[Data lines]
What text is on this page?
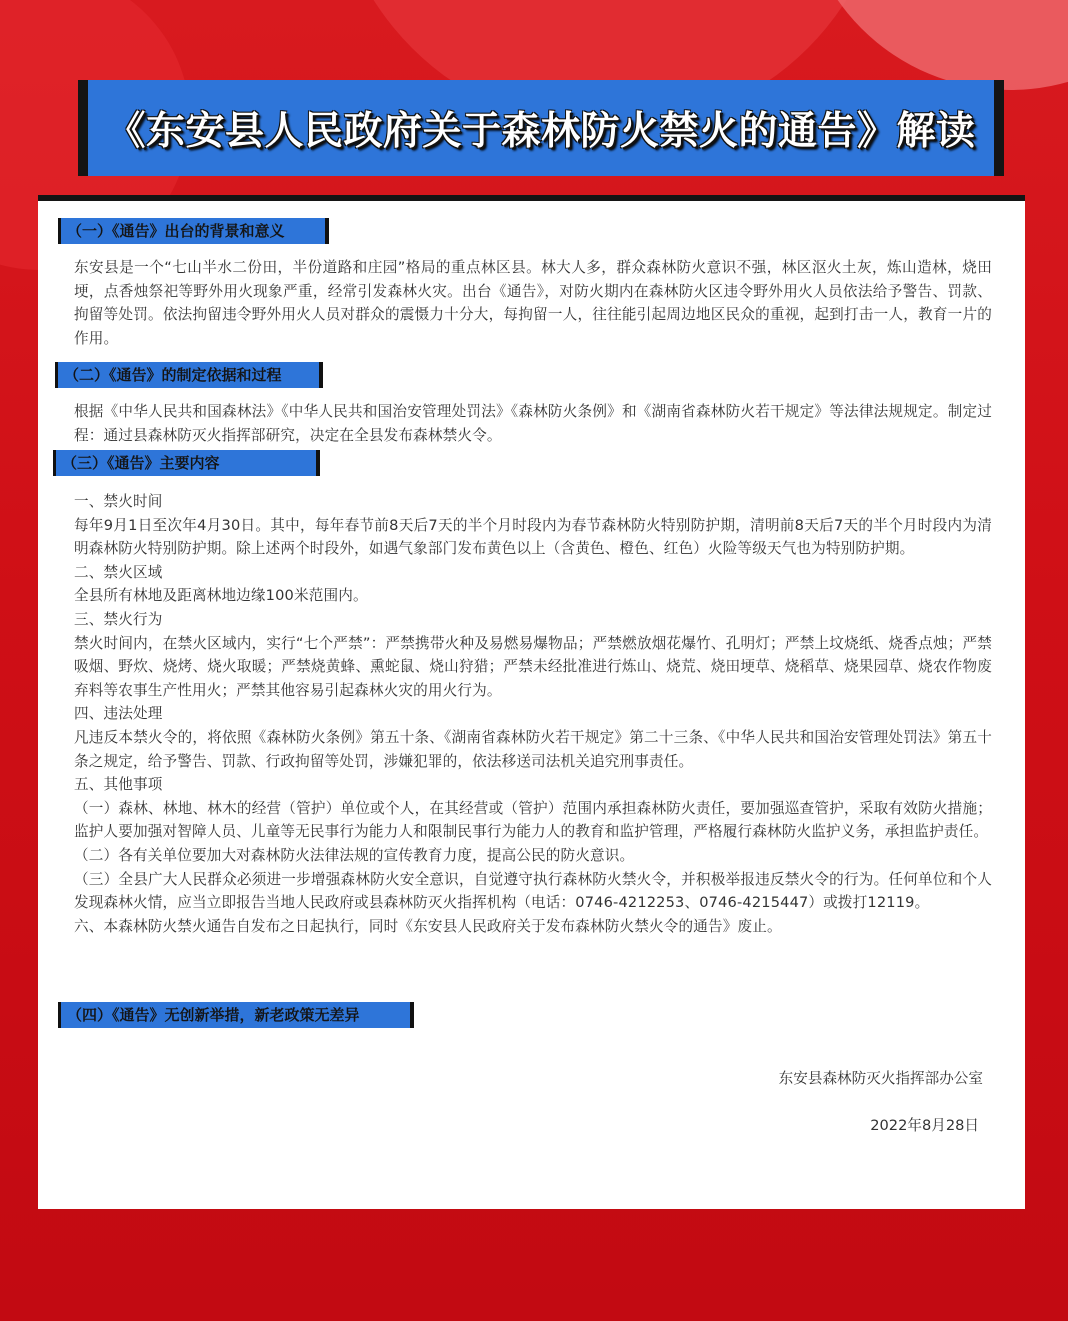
《东安县人民政府关于森林防火禁火的通告》解读
（一）《通告》出台的背景和意义

东安县是一个“七山半水二份田，半份道路和庄园”格局的重点林区县。林大人多，群众森林防火意识不强，林区沤火土灰，炼山造林，烧田埂，点香烛祭祀等野外用火现象严重，经常引发森林火灾。出台《通告》，对防火期内在森林防火区违令野外用火人员依法给予警告、罚款、拘留等处罚。依法拘留违令野外用火人员对群众的震慑力十分大，每拘留一人，往往能引起周边地区民众的重视，起到打击一人，教育一片的作用。

（二）《通告》的制定依据和过程

根据《中华人民共和国森林法》《中华人民共和国治安管理处罚法》《森林防火条例》和《湖南省森林防火若干规定》等法律法规规定。制定过程：通过县森林防灭火指挥部研究，决定在全县发布森林禁火令。

（三）《通告》主要内容
一、禁火时间
每年9月1日至次年4月30日。其中，每年春节前8天后7天的半个月时段内为春节森林防火特别防护期，清明前8天后7天的半个月时段内为清明森林防火特别防护期。除上述两个时段外，如遇气象部门发布黄色以上（含黄色、橙色、红色）火险等级天气也为特别防护期。
二、禁火区域
全县所有林地及距离林地边缘100米范围内。
三、禁火行为
禁火时间内，在禁火区域内，实行“七个严禁”：严禁携带火种及易燃易爆物品；严禁燃放烟花爆竹、孔明灯；严禁上坟烧纸、烧香点烛；严禁吸烟、野炊、烧烤、烧火取暖；严禁烧黄蜂、熏蛇鼠、烧山狩猎；严禁未经批准进行炼山、烧荒、烧田埂草、烧稻草、烧果园草、烧农作物废弃料等农事生产性用火；严禁其他容易引起森林火灾的用火行为。
四、违法处理
凡违反本禁火令的，将依照《森林防火条例》第五十条、《湖南省森林防火若干规定》第二十三条、《中华人民共和国治安管理处罚法》第五十条之规定，给予警告、罚款、行政拘留等处罚，涉嫌犯罪的，依法移送司法机关追究刑事责任。
五、其他事项
（一）森林、林地、林木的经营（管护）单位或个人，在其经营或（管护）范围内承担森林防火责任，要加强巡查管护，采取有效防火措施；监护人要加强对智障人员、儿童等无民事行为能力人和限制民事行为能力人的教育和监护管理，严格履行森林防火监护义务，承担监护责任。
（二）各有关单位要加大对森林防火法律法规的宣传教育力度，提高公民的防火意识。
（三）全县广大人民群众必须进一步增强森林防火安全意识，自觉遵守执行森林防火禁火令，并积极举报违反禁火令的行为。任何单位和个人发现森林火情，应当立即报告当地人民政府或县森林防灭火指挥机构（电话：0746-4212253、0746-4215447）或拨打12119。
六、本森林防火禁火通告自发布之日起执行，同时《东安县人民政府关于发布森林防火禁火令的通告》废止。
（四）《通告》无创新举措，新老政策无差异
东安县森林防灭火指挥部办公室
2022年8月28日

[What this task involves]
Of the lines in the material, how many include "湖南省森林防火若干规定"? Respond with the number alone.

[Exercise answer]
2